# [Job]
Arrange each line of the listing below as a Markdown table with two columns, Row and Line, numbering the rows in order and skipping any blank lines.

= = = = = = =

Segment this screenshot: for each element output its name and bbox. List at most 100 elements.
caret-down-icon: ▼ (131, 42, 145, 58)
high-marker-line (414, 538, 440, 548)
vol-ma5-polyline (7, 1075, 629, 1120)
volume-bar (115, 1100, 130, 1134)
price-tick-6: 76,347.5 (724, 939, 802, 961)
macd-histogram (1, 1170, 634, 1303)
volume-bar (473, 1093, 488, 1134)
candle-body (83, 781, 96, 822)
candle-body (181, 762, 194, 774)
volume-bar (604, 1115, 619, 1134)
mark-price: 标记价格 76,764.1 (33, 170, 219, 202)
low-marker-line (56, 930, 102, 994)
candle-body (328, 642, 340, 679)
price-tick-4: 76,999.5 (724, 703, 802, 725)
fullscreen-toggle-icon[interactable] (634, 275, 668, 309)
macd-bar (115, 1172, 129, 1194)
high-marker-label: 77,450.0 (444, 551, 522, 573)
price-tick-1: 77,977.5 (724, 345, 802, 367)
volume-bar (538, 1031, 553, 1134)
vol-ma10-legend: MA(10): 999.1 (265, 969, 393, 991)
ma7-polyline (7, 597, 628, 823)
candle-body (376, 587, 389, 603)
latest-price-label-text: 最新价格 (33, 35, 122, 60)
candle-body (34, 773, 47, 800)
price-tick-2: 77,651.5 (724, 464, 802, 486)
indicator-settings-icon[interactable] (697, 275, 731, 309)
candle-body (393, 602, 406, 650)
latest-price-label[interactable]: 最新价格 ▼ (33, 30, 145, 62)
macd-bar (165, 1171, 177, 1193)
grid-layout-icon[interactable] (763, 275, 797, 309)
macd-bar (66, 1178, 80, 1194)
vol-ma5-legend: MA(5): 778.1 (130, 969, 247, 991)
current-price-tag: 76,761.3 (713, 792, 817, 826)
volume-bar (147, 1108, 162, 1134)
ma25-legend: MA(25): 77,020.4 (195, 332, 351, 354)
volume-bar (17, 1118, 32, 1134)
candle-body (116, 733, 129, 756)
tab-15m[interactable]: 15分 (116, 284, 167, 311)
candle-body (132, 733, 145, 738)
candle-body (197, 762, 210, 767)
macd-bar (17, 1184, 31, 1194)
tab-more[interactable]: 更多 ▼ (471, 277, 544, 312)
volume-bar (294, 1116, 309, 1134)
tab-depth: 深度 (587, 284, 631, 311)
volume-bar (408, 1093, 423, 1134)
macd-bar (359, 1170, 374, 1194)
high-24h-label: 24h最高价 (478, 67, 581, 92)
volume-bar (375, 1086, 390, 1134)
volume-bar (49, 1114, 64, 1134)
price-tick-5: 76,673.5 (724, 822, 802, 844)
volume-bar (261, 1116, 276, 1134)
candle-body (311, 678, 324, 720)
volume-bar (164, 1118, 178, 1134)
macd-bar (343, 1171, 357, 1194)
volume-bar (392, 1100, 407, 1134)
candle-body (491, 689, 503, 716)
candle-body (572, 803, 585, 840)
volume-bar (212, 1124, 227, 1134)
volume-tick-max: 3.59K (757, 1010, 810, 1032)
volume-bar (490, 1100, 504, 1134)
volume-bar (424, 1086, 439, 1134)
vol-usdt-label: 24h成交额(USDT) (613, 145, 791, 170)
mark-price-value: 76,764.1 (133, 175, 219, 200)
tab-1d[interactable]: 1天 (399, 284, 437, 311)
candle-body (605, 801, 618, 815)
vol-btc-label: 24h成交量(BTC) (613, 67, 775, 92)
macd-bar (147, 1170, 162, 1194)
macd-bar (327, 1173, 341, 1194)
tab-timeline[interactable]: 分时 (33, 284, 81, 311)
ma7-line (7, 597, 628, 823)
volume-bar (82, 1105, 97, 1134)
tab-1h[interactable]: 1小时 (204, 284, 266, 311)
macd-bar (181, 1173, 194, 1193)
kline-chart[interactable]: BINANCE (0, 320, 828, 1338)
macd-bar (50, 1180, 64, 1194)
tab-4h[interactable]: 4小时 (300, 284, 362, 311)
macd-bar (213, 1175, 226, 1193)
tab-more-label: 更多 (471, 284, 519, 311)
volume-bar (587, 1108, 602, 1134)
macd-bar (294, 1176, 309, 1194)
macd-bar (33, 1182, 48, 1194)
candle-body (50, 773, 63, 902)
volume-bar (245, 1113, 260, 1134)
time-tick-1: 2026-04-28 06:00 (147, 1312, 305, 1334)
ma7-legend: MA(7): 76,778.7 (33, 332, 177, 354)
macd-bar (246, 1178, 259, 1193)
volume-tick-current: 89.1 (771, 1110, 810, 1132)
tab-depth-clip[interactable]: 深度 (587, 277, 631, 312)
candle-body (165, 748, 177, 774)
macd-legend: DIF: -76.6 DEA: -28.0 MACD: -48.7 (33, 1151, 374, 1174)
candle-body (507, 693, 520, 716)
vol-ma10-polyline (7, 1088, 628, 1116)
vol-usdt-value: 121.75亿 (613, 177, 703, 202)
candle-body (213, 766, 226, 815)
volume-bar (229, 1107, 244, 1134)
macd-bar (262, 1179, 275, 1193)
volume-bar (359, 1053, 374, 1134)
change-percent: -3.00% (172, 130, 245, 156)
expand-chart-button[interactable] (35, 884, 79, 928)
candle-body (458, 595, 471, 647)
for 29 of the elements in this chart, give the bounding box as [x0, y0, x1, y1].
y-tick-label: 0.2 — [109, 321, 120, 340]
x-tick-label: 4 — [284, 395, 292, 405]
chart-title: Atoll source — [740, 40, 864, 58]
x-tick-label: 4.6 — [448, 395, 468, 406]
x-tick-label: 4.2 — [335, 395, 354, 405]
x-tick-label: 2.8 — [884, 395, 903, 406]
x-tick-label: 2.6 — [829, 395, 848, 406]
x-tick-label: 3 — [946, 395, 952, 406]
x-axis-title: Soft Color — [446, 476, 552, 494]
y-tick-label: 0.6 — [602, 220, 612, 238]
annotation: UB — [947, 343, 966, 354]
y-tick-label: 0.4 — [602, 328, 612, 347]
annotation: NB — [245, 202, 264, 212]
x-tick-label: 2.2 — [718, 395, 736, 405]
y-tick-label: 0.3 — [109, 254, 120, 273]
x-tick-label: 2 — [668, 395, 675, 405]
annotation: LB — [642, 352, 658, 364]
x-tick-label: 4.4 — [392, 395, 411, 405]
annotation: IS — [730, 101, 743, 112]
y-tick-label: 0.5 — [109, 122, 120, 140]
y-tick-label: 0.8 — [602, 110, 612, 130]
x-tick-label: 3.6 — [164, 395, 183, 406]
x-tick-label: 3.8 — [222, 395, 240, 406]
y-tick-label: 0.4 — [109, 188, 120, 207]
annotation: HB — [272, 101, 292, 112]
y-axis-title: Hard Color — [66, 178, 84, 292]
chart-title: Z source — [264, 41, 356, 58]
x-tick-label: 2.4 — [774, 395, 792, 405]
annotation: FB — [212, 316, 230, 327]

= = = = = = =

# [Full response]
| Row | Line |
|---|---|
| 1 | Segment this screenshot: for each element output its name and bbox. List at most 100 elements. |
| 2 | caret-down-icon: ▼ (131, 42, 145, 58) |
| 3 | high-marker-line (414, 538, 440, 548) |
| 4 | vol-ma5-polyline (7, 1075, 629, 1120) |
| 5 | volume-bar (115, 1100, 130, 1134) |
| 6 | price-tick-6: 76,347.5 (724, 939, 802, 961) |
| 7 | macd-histogram (1, 1170, 634, 1303) |
| 8 | volume-bar (473, 1093, 488, 1134) |
| 9 | candle-body (83, 781, 96, 822) |
| 10 | candle-body (181, 762, 194, 774) |
| 11 | volume-bar (604, 1115, 619, 1134) |
| 12 | mark-price: 标记价格 76,764.1 (33, 170, 219, 202) |
| 13 | low-marker-line (56, 930, 102, 994) |
| 14 | candle-body (328, 642, 340, 679) |
| 15 | price-tick-4: 76,999.5 (724, 703, 802, 725) |
| 16 | fullscreen-toggle-icon[interactable] (634, 275, 668, 309) |
| 17 | macd-bar (115, 1172, 129, 1194) |
| 18 | high-marker-label: 77,450.0 (444, 551, 522, 573) |
| 19 | price-tick-1: 77,977.5 (724, 345, 802, 367) |
| 20 | volume-bar (538, 1031, 553, 1134) |
| 21 | vol-ma10-legend: MA(10): 999.1 (265, 969, 393, 991) |
| 22 | ma7-polyline (7, 597, 628, 823) |
| 23 | candle-body (376, 587, 389, 603) |
| 24 | latest-price-label-text: 最新价格 (33, 35, 122, 60) |
| 25 | candle-body (34, 773, 47, 800) |
| 26 | price-tick-2: 77,651.5 (724, 464, 802, 486) |
| 27 | indicator-settings-icon[interactable] (697, 275, 731, 309) |
| 28 | candle-body (393, 602, 406, 650) |
| 29 | latest-price-label[interactable]: 最新价格 ▼ (33, 30, 145, 62) |
| 30 | macd-bar (165, 1171, 177, 1193) |
| 31 | grid-layout-icon[interactable] (763, 275, 797, 309) |
| 32 | macd-bar (66, 1178, 80, 1194) |
| 33 | vol-ma5-legend: MA(5): 778.1 (130, 969, 247, 991) |
| 34 | current-price-tag: 76,761.3 (713, 792, 817, 826) |
| 35 | volume-bar (147, 1108, 162, 1134) |
| 36 | ma25-legend: MA(25): 77,020.4 (195, 332, 351, 354) |
| 37 | volume-bar (17, 1118, 32, 1134) |
| 38 | candle-body (116, 733, 129, 756) |
| 39 | tab-15m[interactable]: 15分 (116, 284, 167, 311) |
| 40 | candle-body (132, 733, 145, 738) |
| 41 | candle-body (197, 762, 210, 767) |
| 42 | macd-bar (17, 1184, 31, 1194) |
| 43 | tab-more[interactable]: 更多 ▼ (471, 277, 544, 312) |
| 44 | volume-bar (294, 1116, 309, 1134) |
| 45 | tab-depth: 深度 (587, 284, 631, 311) |
| 46 | volume-bar (408, 1093, 423, 1134) |
| 47 | macd-bar (359, 1170, 374, 1194) |
| 48 | high-24h-label: 24h最高价 (478, 67, 581, 92) |
| 49 | volume-bar (375, 1086, 390, 1134) |
| 50 | volume-bar (49, 1114, 64, 1134) |
| 51 | price-tick-5: 76,673.5 (724, 822, 802, 844) |
| 52 | volume-bar (261, 1116, 276, 1134) |
| 53 | candle-body (311, 678, 324, 720) |
| 54 | volume-bar (164, 1118, 178, 1134) |
| 55 | macd-bar (343, 1171, 357, 1194) |
| 56 | volume-bar (392, 1100, 407, 1134) |
| 57 | candle-body (491, 689, 503, 716) |
| 58 | candle-body (572, 803, 585, 840) |
| 59 | volume-bar (212, 1124, 227, 1134) |
| 60 | volume-tick-max: 3.59K (757, 1010, 810, 1032) |
| 61 | volume-bar (490, 1100, 504, 1134) |
| 62 | volume-bar (424, 1086, 439, 1134) |
| 63 | vol-usdt-label: 24h成交额(USDT) (613, 145, 791, 170) |
| 64 | mark-price-value: 76,764.1 (133, 175, 219, 200) |
| 65 | tab-1d[interactable]: 1天 (399, 284, 437, 311) |
| 66 | candle-body (605, 801, 618, 815) |
| 67 | vol-btc-label: 24h成交量(BTC) (613, 67, 775, 92) |
| 68 | macd-bar (147, 1170, 162, 1194) |
| 69 | macd-bar (327, 1173, 341, 1194) |
| 70 | tab-timeline[interactable]: 分时 (33, 284, 81, 311) |
| 71 | ma7-line (7, 597, 628, 823) |
| 72 | volume-bar (82, 1105, 97, 1134) |
| 73 | tab-1h[interactable]: 1小时 (204, 284, 266, 311) |
| 74 | macd-bar (181, 1173, 194, 1193) |
| 75 | kline-chart[interactable]: BINANCE (0, 320, 828, 1338) |
| 76 | macd-bar (50, 1180, 64, 1194) |
| 77 | tab-4h[interactable]: 4小时 (300, 284, 362, 311) |
| 78 | macd-bar (213, 1175, 226, 1193) |
| 79 | tab-more-label: 更多 (471, 284, 519, 311) |
| 80 | volume-bar (587, 1108, 602, 1134) |
| 81 | macd-bar (294, 1176, 309, 1194) |
| 82 | macd-bar (33, 1182, 48, 1194) |
| 83 | candle-body (50, 773, 63, 902) |
| 84 | volume-bar (245, 1113, 260, 1134) |
| 85 | time-tick-1: 2026-04-28 06:00 (147, 1312, 305, 1334) |
| 86 | ma7-legend: MA(7): 76,778.7 (33, 332, 177, 354) |
| 87 | macd-bar (246, 1178, 259, 1193) |
| 88 | volume-tick-current: 89.1 (771, 1110, 810, 1132) |
| 89 | tab-depth-clip[interactable]: 深度 (587, 277, 631, 312) |
| 90 | candle-body (165, 748, 177, 774) |
| 91 | macd-legend: DIF: -76.6 DEA: -28.0 MACD: -48.7 (33, 1151, 374, 1174) |
| 92 | candle-body (507, 693, 520, 716) |
| 93 | vol-ma10-polyline (7, 1088, 628, 1116) |
| 94 | vol-usdt-value: 121.75亿 (613, 177, 703, 202) |
| 95 | candle-body (213, 766, 226, 815) |
| 96 | volume-bar (229, 1107, 244, 1134) |
| 97 | macd-bar (262, 1179, 275, 1193) |
| 98 | volume-bar (359, 1053, 374, 1134) |
| 99 | change-percent: -3.00% (172, 130, 245, 156) |
| 100 | expand-chart-button[interactable] (35, 884, 79, 928) |
| 101 | candle-body (458, 595, 471, 647) |
| 102 | for 29 of the elements in this chart, give the bounding box as [x0, y0, x1, y1]. |
| 103 | y-tick-label: 0.2 — [109, 321, 120, 340] |
| 104 | x-tick-label: 4 — [284, 395, 292, 405] |
| 105 | chart-title: Atoll source — [740, 40, 864, 58] |
| 106 | x-tick-label: 4.6 — [448, 395, 468, 406] |
| 107 | x-tick-label: 4.2 — [335, 395, 354, 405] |
| 108 | x-tick-label: 2.8 — [884, 395, 903, 406] |
| 109 | x-tick-label: 2.6 — [829, 395, 848, 406] |
| 110 | x-tick-label: 3 — [946, 395, 952, 406] |
| 111 | x-axis-title: Soft Color — [446, 476, 552, 494] |
| 112 | y-tick-label: 0.6 — [602, 220, 612, 238] |
| 113 | annotation: UB — [947, 343, 966, 354] |
| 114 | y-tick-label: 0.4 — [602, 328, 612, 347] |
| 115 | annotation: NB — [245, 202, 264, 212] |
| 116 | x-tick-label: 2.2 — [718, 395, 736, 405] |
| 117 | y-tick-label: 0.3 — [109, 254, 120, 273] |
| 118 | x-tick-label: 2 — [668, 395, 675, 405] |
| 119 | annotation: LB — [642, 352, 658, 364] |
| 120 | x-tick-label: 4.4 — [392, 395, 411, 405] |
| 121 | annotation: IS — [730, 101, 743, 112] |
| 122 | y-tick-label: 0.5 — [109, 122, 120, 140] |
| 123 | y-tick-label: 0.8 — [602, 110, 612, 130] |
| 124 | x-tick-label: 3.6 — [164, 395, 183, 406] |
| 125 | x-tick-label: 3.8 — [222, 395, 240, 406] |
| 126 | y-tick-label: 0.4 — [109, 188, 120, 207] |
| 127 | annotation: HB — [272, 101, 292, 112] |
| 128 | y-axis-title: Hard Color — [66, 178, 84, 292] |
| 129 | chart-title: Z source — [264, 41, 356, 58] |
| 130 | x-tick-label: 2.4 — [774, 395, 792, 405] |
| 131 | annotation: FB — [212, 316, 230, 327] |